■ REQUIRED TASK
Write out the part of the Venezuela interview that starts at the words "The following interview" and stops after "be largely anti-war.)", copying it word for word.

____ TEXT EXTRACT

This article was last modified on June 10, 2010.


Interview with Brian Nelson on Venezuela

The following interview took place in early June 2010, in preparation for my July 2010 column…

Nelson is an expert on Venezuela and Hugo Chavez, and the author of “The Silence and the Scorpion”.

GS: You sort of mention this in the book, but how does Chavez reconcile his pro-military beliefs with his pro-socialist beliefs? (Socialists tend to be largely anti-war.)

BN: This is a great question and it speaks to what is perhaps the most important epiphany I had about Chávez when I was living in Venezuela. And that is that there are two lefts. There’s the left and there’s THE LEFT. I’m on the left (lowercase). I opposed the war in Iraq (from the beginning, mind you), I worked on the Obama campaign, and I supported healthcare reform. Many leftists, like me, initially looked at Chávez as he criticized Bush or opposed US intervention in Iraq and thought, “Heh, this guy’s got it right.” However, what they don’t realize (and what I didn’t realize until I actually went to live in Venezuela) is that Chávez is on the LEFT. He is part of a more radical tradition that believes in bringing about revolution using any and all means necessary—regardless of the oppression and human rights violations that occur along the way. In fact, Chávez long felt that true revolution could only be accomplished by a mass violent uprising against the capitalist system (hence his coup attempt in 1992). In fact, after he was released from prison and Luis Miquilena (a famous Venezuelan Communist) tried to get him to run for office, Chávez initially refused, saying that would never lead to true revolution. Visiting Cuba in 1994, Chávez said this: “We do not rule out the path of weapons in Venezuela” and that his project had a great deal to offer Cuba, “a project with a horizon that stretches for twenty to forty years.” After this visit, Chávez spent six months in Colombia where he met with both FARC and ELN (National Liberation Army) leaders.

________
____ RAW DATA

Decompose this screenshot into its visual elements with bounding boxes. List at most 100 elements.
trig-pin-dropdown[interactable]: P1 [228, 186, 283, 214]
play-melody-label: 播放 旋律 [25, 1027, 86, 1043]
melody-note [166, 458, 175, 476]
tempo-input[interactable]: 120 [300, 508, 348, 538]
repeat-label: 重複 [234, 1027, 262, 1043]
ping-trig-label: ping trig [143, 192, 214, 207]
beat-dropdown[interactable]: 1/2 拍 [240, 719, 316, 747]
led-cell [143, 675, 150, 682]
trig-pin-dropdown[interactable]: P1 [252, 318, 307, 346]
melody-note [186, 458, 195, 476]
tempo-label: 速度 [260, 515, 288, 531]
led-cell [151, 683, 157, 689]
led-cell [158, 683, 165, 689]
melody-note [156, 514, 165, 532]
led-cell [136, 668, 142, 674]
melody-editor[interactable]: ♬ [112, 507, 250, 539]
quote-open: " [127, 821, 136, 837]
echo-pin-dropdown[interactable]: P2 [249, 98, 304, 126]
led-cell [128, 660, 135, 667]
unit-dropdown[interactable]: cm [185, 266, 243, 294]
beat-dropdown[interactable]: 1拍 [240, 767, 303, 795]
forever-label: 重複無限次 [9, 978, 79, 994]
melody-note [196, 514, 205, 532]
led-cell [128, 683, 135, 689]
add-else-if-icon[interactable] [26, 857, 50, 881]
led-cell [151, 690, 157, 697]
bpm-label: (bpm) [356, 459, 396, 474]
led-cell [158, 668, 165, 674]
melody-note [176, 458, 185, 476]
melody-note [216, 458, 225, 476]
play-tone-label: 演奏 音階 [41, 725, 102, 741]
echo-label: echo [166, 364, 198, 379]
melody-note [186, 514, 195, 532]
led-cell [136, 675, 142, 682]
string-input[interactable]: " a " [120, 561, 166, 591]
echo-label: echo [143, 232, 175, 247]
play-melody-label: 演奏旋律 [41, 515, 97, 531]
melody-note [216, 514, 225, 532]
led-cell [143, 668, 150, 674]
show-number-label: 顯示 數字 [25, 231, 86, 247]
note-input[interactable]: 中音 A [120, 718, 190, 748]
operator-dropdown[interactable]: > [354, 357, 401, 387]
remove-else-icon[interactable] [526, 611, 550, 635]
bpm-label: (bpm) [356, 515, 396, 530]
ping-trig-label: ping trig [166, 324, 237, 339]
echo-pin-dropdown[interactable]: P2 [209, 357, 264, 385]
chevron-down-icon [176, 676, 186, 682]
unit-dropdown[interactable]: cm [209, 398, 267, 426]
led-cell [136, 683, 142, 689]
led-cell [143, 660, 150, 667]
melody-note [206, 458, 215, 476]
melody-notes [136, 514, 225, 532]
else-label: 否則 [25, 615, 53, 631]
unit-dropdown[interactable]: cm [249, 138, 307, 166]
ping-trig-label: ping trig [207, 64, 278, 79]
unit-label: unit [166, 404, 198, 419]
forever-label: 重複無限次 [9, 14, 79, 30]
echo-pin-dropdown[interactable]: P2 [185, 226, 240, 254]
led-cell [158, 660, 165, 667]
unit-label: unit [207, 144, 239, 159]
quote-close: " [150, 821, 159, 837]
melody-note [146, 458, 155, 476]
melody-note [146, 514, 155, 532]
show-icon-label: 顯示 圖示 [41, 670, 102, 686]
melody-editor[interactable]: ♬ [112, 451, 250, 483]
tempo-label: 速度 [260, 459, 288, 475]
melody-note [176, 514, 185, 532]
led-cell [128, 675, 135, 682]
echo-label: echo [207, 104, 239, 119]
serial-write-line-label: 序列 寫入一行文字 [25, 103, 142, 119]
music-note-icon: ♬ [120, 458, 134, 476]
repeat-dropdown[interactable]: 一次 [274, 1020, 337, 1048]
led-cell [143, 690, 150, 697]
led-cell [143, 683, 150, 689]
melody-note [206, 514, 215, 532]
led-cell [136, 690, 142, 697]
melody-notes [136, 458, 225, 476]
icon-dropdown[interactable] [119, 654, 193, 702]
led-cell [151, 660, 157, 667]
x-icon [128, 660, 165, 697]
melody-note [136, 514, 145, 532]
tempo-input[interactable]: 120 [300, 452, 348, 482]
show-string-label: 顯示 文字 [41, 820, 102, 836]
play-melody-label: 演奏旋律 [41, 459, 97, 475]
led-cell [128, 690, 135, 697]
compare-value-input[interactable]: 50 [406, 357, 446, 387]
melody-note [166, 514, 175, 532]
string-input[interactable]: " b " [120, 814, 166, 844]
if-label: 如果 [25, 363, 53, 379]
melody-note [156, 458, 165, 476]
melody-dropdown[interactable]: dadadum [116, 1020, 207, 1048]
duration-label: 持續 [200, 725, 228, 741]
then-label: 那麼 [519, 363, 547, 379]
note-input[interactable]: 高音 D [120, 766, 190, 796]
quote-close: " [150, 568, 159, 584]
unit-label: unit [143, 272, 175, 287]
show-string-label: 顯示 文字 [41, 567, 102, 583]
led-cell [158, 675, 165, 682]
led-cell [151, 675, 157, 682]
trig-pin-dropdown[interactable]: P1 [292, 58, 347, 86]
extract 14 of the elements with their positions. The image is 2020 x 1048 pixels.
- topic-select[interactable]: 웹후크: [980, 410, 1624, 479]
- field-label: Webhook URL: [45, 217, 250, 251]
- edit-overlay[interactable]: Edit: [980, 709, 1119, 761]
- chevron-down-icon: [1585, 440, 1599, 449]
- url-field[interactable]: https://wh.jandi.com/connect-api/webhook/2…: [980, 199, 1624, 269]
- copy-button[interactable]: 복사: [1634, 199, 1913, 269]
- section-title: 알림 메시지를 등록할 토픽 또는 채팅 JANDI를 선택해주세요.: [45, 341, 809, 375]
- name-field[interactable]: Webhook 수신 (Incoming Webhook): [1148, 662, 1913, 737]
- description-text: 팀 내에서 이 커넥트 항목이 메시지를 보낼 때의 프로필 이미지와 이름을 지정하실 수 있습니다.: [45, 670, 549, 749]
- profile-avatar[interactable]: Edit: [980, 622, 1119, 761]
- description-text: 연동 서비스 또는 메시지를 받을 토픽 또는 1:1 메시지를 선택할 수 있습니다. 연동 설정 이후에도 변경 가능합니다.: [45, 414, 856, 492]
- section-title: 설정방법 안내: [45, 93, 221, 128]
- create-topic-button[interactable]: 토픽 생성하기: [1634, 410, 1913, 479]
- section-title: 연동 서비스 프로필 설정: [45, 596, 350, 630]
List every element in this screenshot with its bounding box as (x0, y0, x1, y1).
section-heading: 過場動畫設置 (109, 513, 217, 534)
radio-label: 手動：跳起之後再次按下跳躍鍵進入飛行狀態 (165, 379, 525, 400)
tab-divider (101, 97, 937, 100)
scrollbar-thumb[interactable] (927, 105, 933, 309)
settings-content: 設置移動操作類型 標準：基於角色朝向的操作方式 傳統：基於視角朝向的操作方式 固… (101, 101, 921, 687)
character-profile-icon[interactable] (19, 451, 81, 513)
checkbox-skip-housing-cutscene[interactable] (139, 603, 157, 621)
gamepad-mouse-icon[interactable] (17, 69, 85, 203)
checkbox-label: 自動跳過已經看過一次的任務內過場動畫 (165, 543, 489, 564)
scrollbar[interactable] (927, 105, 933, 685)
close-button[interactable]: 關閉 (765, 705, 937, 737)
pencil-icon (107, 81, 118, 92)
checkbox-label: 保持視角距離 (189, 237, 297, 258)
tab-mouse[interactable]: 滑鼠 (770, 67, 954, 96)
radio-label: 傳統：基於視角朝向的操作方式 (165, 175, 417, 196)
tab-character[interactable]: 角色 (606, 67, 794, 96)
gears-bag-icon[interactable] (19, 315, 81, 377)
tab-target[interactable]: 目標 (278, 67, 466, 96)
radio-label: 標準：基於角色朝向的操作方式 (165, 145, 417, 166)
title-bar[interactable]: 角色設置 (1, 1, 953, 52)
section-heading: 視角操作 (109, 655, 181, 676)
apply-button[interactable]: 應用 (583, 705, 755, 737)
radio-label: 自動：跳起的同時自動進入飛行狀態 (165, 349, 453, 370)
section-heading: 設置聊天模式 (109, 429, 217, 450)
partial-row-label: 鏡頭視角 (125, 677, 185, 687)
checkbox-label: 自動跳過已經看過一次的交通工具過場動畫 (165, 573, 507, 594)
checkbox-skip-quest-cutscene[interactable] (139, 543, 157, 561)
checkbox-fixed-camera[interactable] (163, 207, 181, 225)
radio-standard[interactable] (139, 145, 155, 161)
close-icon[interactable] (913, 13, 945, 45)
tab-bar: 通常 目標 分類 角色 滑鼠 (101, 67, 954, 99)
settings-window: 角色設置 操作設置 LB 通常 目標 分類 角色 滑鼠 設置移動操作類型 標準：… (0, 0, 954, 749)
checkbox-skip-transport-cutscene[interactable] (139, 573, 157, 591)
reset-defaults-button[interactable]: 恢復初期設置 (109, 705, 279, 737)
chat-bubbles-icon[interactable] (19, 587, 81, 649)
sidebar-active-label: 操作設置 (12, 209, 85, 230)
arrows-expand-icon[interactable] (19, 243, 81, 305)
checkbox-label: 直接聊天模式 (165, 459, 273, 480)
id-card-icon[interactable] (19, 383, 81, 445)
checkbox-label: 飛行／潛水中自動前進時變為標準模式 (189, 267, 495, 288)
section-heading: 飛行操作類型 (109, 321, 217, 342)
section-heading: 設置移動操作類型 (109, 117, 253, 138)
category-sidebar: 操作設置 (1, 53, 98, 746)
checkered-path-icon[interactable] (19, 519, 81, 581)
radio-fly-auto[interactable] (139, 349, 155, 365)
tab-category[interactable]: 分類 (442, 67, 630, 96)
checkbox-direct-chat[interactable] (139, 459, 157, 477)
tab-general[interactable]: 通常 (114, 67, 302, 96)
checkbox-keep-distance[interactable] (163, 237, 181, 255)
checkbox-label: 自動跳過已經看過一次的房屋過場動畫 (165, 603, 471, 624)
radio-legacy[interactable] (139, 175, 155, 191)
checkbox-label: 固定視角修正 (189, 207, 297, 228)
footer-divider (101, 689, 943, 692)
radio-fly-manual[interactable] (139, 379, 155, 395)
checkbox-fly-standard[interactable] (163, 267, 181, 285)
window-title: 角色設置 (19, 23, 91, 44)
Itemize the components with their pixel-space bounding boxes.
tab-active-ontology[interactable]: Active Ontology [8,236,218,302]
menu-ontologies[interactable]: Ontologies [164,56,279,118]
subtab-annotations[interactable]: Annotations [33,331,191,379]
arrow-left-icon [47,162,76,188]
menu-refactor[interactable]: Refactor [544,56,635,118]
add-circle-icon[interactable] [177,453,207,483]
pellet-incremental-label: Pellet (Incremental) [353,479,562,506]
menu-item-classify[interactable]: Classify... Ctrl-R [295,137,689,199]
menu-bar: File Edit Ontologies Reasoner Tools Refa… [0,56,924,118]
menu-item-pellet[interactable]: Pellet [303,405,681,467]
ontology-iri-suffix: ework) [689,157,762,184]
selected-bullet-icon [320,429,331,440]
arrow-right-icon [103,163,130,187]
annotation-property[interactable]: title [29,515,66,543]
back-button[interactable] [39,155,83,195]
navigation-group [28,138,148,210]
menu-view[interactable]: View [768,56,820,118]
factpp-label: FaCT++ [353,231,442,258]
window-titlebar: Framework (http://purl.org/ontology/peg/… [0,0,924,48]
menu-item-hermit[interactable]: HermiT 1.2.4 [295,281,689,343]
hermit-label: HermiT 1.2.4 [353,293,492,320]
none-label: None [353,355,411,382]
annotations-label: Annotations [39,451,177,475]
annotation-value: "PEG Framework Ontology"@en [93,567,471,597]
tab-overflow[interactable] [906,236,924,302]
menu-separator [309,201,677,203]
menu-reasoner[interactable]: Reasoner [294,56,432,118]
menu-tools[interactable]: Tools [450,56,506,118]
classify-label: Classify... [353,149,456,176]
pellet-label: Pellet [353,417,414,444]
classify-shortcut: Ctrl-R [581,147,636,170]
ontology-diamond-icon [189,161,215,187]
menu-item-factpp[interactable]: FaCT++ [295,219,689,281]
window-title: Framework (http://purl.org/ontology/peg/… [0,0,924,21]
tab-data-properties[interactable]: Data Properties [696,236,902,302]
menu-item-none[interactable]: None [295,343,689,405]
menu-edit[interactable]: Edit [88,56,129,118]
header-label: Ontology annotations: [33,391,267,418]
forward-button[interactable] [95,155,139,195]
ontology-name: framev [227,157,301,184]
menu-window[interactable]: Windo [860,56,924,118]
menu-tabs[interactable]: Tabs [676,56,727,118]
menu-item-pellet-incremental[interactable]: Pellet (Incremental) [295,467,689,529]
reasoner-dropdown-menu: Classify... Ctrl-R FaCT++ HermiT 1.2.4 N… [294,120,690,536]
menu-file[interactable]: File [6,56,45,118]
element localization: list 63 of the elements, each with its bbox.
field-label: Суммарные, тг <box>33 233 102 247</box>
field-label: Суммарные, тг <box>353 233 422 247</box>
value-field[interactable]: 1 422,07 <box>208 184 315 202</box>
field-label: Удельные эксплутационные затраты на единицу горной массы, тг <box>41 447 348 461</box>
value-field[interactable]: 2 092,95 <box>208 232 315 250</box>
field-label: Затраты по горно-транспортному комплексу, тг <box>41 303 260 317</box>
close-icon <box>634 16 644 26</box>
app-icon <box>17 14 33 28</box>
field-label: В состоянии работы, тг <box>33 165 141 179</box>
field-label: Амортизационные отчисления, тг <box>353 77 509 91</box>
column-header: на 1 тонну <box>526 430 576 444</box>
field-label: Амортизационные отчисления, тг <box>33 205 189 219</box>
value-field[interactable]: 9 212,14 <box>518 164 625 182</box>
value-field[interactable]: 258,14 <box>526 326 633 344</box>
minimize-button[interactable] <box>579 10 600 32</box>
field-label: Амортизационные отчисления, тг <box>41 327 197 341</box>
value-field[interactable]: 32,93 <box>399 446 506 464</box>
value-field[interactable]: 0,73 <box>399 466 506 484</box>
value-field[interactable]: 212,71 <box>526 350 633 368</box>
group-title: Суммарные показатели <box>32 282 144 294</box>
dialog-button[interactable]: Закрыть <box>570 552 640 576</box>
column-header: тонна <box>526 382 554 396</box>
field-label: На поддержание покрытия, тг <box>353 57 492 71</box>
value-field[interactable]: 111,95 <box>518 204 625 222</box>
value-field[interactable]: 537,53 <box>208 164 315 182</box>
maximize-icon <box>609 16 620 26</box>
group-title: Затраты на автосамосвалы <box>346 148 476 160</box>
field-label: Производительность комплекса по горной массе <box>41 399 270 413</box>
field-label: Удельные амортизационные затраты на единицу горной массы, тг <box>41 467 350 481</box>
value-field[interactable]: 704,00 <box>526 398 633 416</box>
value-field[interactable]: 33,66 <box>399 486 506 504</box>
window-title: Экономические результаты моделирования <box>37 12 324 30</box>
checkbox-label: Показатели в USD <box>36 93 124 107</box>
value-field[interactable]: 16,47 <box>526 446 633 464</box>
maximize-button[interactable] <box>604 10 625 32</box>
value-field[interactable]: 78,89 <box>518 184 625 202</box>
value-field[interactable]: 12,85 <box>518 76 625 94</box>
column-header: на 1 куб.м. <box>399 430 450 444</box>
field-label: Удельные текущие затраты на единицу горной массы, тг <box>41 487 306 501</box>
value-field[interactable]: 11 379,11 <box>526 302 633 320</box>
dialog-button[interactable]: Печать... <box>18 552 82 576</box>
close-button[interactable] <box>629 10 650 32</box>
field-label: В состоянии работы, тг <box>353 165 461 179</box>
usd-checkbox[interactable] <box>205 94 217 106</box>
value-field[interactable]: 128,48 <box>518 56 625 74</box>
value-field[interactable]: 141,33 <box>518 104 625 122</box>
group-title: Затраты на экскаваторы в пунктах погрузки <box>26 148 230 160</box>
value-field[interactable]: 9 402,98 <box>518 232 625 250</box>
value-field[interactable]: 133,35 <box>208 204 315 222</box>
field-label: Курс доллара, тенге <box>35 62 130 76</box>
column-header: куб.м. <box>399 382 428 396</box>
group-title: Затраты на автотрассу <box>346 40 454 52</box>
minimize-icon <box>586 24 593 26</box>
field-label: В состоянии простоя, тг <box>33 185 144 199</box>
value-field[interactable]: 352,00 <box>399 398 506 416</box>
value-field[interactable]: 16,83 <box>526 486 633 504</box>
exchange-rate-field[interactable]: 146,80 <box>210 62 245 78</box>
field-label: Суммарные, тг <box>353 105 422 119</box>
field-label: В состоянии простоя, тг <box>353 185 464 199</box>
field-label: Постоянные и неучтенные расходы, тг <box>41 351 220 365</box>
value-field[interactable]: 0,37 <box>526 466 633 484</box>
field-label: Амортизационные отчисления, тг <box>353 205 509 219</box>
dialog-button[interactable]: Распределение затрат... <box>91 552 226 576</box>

________

■ RESPONSE
The following interview took place in early June 2010, in preparation for my July 2010 column…

Nelson is an expert on Venezuela and Hugo Chavez, and the author of “The Silence and the Scorpion”.

GS: You sort of mention this in the book, but how does Chavez reconcile his pro-military beliefs with his pro-socialist beliefs? (Socialists tend to be largely anti-war.)